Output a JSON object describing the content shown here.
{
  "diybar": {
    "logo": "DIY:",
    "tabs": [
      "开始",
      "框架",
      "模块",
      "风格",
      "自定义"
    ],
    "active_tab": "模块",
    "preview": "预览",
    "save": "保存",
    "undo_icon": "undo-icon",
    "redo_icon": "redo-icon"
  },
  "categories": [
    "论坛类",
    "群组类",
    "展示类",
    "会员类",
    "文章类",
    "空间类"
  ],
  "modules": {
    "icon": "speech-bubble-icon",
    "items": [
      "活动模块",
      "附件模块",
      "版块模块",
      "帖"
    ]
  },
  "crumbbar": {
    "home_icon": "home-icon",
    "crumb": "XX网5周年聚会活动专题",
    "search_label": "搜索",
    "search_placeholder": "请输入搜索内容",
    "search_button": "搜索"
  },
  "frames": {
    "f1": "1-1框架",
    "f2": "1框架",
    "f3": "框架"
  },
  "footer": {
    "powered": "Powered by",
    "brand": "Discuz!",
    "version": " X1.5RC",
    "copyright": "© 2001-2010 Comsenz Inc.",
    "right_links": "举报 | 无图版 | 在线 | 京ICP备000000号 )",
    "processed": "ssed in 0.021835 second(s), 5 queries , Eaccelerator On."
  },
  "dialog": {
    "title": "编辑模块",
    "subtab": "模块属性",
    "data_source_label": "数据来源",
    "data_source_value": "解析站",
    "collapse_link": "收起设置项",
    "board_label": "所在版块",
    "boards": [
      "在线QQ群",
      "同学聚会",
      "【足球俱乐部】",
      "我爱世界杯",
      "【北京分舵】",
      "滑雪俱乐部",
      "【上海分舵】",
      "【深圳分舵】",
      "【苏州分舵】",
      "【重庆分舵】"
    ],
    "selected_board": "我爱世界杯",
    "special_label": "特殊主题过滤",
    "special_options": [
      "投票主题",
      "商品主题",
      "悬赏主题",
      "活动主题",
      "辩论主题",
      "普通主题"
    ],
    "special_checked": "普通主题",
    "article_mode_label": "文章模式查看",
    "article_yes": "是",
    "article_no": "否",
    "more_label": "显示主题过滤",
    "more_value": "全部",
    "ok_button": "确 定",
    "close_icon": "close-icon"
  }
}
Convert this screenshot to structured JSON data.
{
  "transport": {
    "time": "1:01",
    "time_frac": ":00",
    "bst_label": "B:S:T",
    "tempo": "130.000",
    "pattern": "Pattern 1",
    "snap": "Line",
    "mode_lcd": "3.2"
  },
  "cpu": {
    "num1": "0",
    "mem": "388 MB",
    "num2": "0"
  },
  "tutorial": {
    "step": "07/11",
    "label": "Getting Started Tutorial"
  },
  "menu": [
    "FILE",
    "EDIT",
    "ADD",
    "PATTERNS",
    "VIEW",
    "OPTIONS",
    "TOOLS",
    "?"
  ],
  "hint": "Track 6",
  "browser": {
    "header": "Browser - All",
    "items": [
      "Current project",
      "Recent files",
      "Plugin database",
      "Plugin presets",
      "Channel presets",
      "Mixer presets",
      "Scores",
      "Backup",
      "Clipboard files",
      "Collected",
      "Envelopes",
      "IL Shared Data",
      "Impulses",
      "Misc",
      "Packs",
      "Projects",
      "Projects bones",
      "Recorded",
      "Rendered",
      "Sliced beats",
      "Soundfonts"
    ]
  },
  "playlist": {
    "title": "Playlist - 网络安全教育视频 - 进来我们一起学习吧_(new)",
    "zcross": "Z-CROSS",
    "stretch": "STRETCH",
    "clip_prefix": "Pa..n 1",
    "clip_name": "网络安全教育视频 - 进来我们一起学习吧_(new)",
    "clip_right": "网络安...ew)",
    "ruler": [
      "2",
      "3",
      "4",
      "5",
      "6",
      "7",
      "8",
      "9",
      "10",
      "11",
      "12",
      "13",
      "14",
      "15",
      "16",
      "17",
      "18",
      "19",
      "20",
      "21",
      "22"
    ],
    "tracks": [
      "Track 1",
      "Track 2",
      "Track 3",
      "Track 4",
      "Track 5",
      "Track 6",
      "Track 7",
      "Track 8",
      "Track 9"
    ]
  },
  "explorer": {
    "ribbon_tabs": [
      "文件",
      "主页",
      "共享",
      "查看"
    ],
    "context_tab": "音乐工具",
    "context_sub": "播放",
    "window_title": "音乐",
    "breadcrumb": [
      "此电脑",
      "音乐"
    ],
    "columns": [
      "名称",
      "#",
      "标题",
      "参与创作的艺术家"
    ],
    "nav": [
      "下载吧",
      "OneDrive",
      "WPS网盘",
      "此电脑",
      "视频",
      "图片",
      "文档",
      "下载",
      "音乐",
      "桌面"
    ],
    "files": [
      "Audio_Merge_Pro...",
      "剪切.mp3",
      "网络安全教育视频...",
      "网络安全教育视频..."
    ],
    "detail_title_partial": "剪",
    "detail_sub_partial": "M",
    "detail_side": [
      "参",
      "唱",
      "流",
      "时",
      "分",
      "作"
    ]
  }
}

AIM: Print the material once more, exactly.

ANSWER IN FULL:
Output a JSON object describing the content shown here.
{
  "diybar": {
    "logo": "DIY:",
    "tabs": [
      "开始",
      "框架",
      "模块",
      "风格",
      "自定义"
    ],
    "active_tab": "模块",
    "preview": "预览",
    "save": "保存",
    "undo_icon": "undo-icon",
    "redo_icon": "redo-icon"
  },
  "categories": [
    "论坛类",
    "群组类",
    "展示类",
    "会员类",
    "文章类",
    "空间类"
  ],
  "modules": {
    "icon": "speech-bubble-icon",
    "items": [
      "活动模块",
      "附件模块",
      "版块模块",
      "帖"
    ]
  },
  "crumbbar": {
    "home_icon": "home-icon",
    "crumb": "XX网5周年聚会活动专题",
    "search_label": "搜索",
    "search_placeholder": "请输入搜索内容",
    "search_button": "搜索"
  },
  "frames": {
    "f1": "1-1框架",
    "f2": "1框架",
    "f3": "框架"
  },
  "footer": {
    "powered": "Powered by",
    "brand": "Discuz!",
    "version": " X1.5RC",
    "copyright": "© 2001-2010 Comsenz Inc.",
    "right_links": "举报 | 无图版 | 在线 | 京ICP备000000号 )",
    "processed": "ssed in 0.021835 second(s), 5 queries , Eaccelerator On."
  },
  "dialog": {
    "title": "编辑模块",
    "subtab": "模块属性",
    "data_source_label": "数据来源",
    "data_source_value": "解析站",
    "collapse_link": "收起设置项",
    "board_label": "所在版块",
    "boards": [
      "在线QQ群",
      "同学聚会",
      "【足球俱乐部】",
      "我爱世界杯",
      "【北京分舵】",
      "滑雪俱乐部",
      "【上海分舵】",
      "【深圳分舵】",
      "【苏州分舵】",
      "【重庆分舵】"
    ],
    "selected_board": "我爱世界杯",
    "special_label": "特殊主题过滤",
    "special_options": [
      "投票主题",
      "商品主题",
      "悬赏主题",
      "活动主题",
      "辩论主题",
      "普通主题"
    ],
    "special_checked": "普通主题",
    "article_mode_label": "文章模式查看",
    "article_yes": "是",
    "article_no": "否",
    "more_label": "显示主题过滤",
    "more_value": "全部",
    "ok_button": "确 定",
    "close_icon": "close-icon"
  }
}
Convert this screenshot to structured JSON data.
{
  "transport": {
    "time": "1:01",
    "time_frac": ":00",
    "bst_label": "B:S:T",
    "tempo": "130.000",
    "pattern": "Pattern 1",
    "snap": "Line",
    "mode_lcd": "3.2"
  },
  "cpu": {
    "num1": "0",
    "mem": "388 MB",
    "num2": "0"
  },
  "tutorial": {
    "step": "07/11",
    "label": "Getting Started Tutorial"
  },
  "menu": [
    "FILE",
    "EDIT",
    "ADD",
    "PATTERNS",
    "VIEW",
    "OPTIONS",
    "TOOLS",
    "?"
  ],
  "hint": "Track 6",
  "browser": {
    "header": "Browser - All",
    "items": [
      "Current project",
      "Recent files",
      "Plugin database",
      "Plugin presets",
      "Channel presets",
      "Mixer presets",
      "Scores",
      "Backup",
      "Clipboard files",
      "Collected",
      "Envelopes",
      "IL Shared Data",
      "Impulses",
      "Misc",
      "Packs",
      "Projects",
      "Projects bones",
      "Recorded",
      "Rendered",
      "Sliced beats",
      "Soundfonts"
    ]
  },
  "playlist": {
    "title": "Playlist - 网络安全教育视频 - 进来我们一起学习吧_(new)",
    "zcross": "Z-CROSS",
    "stretch": "STRETCH",
    "clip_prefix": "Pa..n 1",
    "clip_name": "网络安全教育视频 - 进来我们一起学习吧_(new)",
    "clip_right": "网络安...ew)",
    "ruler": [
      "2",
      "3",
      "4",
      "5",
      "6",
      "7",
      "8",
      "9",
      "10",
      "11",
      "12",
      "13",
      "14",
      "15",
      "16",
      "17",
      "18",
      "19",
      "20",
      "21",
      "22"
    ],
    "tracks": [
      "Track 1",
      "Track 2",
      "Track 3",
      "Track 4",
      "Track 5",
      "Track 6",
      "Track 7",
      "Track 8",
      "Track 9"
    ]
  },
  "explorer": {
    "ribbon_tabs": [
      "文件",
      "主页",
      "共享",
      "查看"
    ],
    "context_tab": "音乐工具",
    "context_sub": "播放",
    "window_title": "音乐",
    "breadcrumb": [
      "此电脑",
      "音乐"
    ],
    "columns": [
      "名称",
      "#",
      "标题",
      "参与创作的艺术家"
    ],
    "nav": [
      "下载吧",
      "OneDrive",
      "WPS网盘",
      "此电脑",
      "视频",
      "图片",
      "文档",
      "下载",
      "音乐",
      "桌面"
    ],
    "files": [
      "Audio_Merge_Pro...",
      "剪切.mp3",
      "网络安全教育视频...",
      "网络安全教育视频..."
    ],
    "detail_title_partial": "剪",
    "detail_sub_partial": "M",
    "detail_side": [
      "参",
      "唱",
      "流",
      "时",
      "分",
      "作"
    ]
  }
}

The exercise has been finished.